Stated exercise:
Copy every line with the string "this" in it.

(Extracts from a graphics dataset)

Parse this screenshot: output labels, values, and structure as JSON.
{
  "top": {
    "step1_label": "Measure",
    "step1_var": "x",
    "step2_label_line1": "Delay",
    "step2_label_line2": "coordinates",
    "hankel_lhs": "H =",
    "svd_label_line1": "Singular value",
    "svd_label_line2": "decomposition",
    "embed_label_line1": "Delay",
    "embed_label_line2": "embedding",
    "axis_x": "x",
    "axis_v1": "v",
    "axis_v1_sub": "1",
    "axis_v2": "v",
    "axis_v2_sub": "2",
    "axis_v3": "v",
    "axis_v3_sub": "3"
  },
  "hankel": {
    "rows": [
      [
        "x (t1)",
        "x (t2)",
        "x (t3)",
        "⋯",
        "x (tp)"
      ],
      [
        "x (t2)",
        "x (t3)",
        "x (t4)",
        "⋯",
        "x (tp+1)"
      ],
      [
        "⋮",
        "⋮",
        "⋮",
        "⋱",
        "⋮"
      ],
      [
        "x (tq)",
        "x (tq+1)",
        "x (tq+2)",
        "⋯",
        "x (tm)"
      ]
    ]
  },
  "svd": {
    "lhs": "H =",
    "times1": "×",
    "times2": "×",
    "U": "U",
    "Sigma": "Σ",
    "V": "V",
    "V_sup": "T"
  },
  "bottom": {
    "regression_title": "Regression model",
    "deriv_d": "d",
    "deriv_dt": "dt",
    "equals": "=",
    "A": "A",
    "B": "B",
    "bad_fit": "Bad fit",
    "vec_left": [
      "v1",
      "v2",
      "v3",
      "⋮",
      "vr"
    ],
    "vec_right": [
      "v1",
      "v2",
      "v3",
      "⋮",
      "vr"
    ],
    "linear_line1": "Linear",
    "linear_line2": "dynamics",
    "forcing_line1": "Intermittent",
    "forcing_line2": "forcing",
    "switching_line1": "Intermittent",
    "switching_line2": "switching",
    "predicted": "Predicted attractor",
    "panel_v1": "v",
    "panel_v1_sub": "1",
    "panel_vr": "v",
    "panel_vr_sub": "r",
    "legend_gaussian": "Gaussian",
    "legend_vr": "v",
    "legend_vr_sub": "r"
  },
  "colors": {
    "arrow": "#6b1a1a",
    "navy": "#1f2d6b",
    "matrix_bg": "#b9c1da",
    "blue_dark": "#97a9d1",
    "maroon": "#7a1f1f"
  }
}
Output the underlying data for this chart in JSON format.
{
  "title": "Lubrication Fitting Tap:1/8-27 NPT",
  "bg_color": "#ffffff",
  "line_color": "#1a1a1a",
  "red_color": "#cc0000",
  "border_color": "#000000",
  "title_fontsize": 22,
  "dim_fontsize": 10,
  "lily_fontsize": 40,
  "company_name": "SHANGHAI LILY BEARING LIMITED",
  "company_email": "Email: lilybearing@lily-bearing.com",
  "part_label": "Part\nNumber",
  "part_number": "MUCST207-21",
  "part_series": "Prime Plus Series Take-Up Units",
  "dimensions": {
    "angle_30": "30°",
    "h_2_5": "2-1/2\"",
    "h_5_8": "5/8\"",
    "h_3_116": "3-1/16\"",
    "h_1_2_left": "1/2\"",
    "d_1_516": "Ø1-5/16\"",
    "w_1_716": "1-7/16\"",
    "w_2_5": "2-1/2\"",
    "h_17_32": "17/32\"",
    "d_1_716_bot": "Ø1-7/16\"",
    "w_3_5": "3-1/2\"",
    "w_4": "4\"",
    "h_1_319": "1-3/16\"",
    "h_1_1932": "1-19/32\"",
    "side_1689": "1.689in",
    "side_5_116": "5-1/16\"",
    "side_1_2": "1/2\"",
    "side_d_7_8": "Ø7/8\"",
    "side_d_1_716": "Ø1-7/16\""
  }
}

Task answer:
Parse this screenshot: output labels, values, and structure as JSON.
Output the underlying data for this chart in JSON format.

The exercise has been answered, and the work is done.